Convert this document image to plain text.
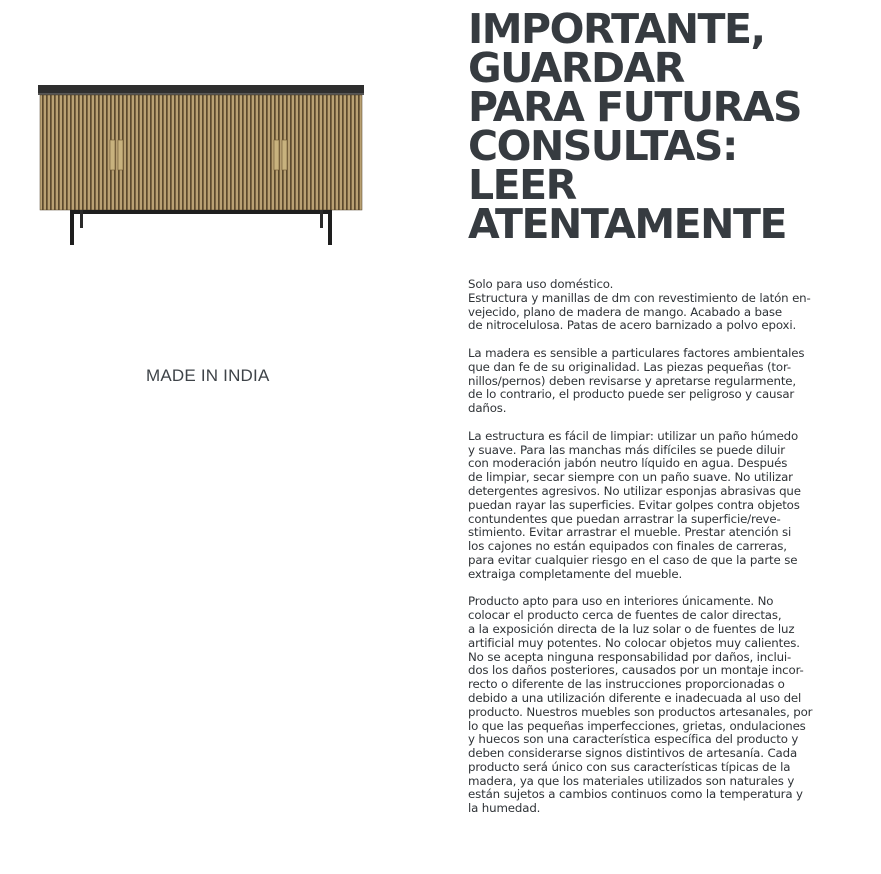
MADE IN INDIA
IMPORTANTE,
GUARDAR
PARA FUTURAS
CONSULTAS:
LEER
ATENTAMENTE

Solo para uso doméstico.
Estructura y manillas de dm con revestimiento de latón en-
vejecido, plano de madera de mango. Acabado a base
de nitrocelulosa. Patas de acero barnizado a polvo epoxi.

La madera es sensible a particulares factores ambientales
que dan fe de su originalidad. Las piezas pequeñas (tor-
nillos/pernos) deben revisarse y apretarse regularmente,
de lo contrario, el producto puede ser peligroso y causar
daños.

La estructura es fácil de limpiar: utilizar un paño húmedo
y suave. Para las manchas más difíciles se puede diluir
con moderación jabón neutro líquido en agua. Después
de limpiar, secar siempre con un paño suave. No utilizar
detergentes agresivos. No utilizar esponjas abrasivas que
puedan rayar las superficies. Evitar golpes contra objetos
contundentes que puedan arrastrar la superficie/reve-
stimiento. Evitar arrastrar el mueble. Prestar atención si
los cajones no están equipados con finales de carreras,
para evitar cualquier riesgo en el caso de que la parte se
extraiga completamente del mueble.

Producto apto para uso en interiores únicamente. No
colocar el producto cerca de fuentes de calor directas,
a la exposición directa de la luz solar o de fuentes de luz
artificial muy potentes. No colocar objetos muy calientes.
No se acepta ninguna responsabilidad por daños, inclui-
dos los daños posteriores, causados por un montaje incor-
recto o diferente de las instrucciones proporcionadas o
debido a una utilización diferente e inadecuada al uso del
producto. Nuestros muebles son productos artesanales, por
lo que las pequeñas imperfecciones, grietas, ondulaciones
y huecos son una característica específica del producto y
deben considerarse signos distintivos de artesanía. Cada
producto será único con sus características típicas de la
madera, ya que los materiales utilizados son naturales y
están sujetos a cambios continuos como la temperatura y
la humedad.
****************************************
(GIVEN PROBLEM) Reproduce each record above by retyping it exactly; omit all images.

(WRITTEN REPLY)
Convert this document image to plain text.
MADE IN INDIA
IMPORTANTE,
GUARDAR
PARA FUTURAS
CONSULTAS:
LEER
ATENTAMENTE

Solo para uso doméstico.
Estructura y manillas de dm con revestimiento de latón en-
vejecido, plano de madera de mango. Acabado a base
de nitrocelulosa. Patas de acero barnizado a polvo epoxi.

La madera es sensible a particulares factores ambientales
que dan fe de su originalidad. Las piezas pequeñas (tor-
nillos/pernos) deben revisarse y apretarse regularmente,
de lo contrario, el producto puede ser peligroso y causar
daños.

La estructura es fácil de limpiar: utilizar un paño húmedo
y suave. Para las manchas más difíciles se puede diluir
con moderación jabón neutro líquido en agua. Después
de limpiar, secar siempre con un paño suave. No utilizar
detergentes agresivos. No utilizar esponjas abrasivas que
puedan rayar las superficies. Evitar golpes contra objetos
contundentes que puedan arrastrar la superficie/reve-
stimiento. Evitar arrastrar el mueble. Prestar atención si
los cajones no están equipados con finales de carreras,
para evitar cualquier riesgo en el caso de que la parte se
extraiga completamente del mueble.

Producto apto para uso en interiores únicamente. No
colocar el producto cerca de fuentes de calor directas,
a la exposición directa de la luz solar o de fuentes de luz
artificial muy potentes. No colocar objetos muy calientes.
No se acepta ninguna responsabilidad por daños, inclui-
dos los daños posteriores, causados por un montaje incor-
recto o diferente de las instrucciones proporcionadas o
debido a una utilización diferente e inadecuada al uso del
producto. Nuestros muebles son productos artesanales, por
lo que las pequeñas imperfecciones, grietas, ondulaciones
y huecos son una característica específica del producto y
deben considerarse signos distintivos de artesanía. Cada
producto será único con sus características típicas de la
madera, ya que los materiales utilizados son naturales y
están sujetos a cambios continuos como la temperatura y
la humedad.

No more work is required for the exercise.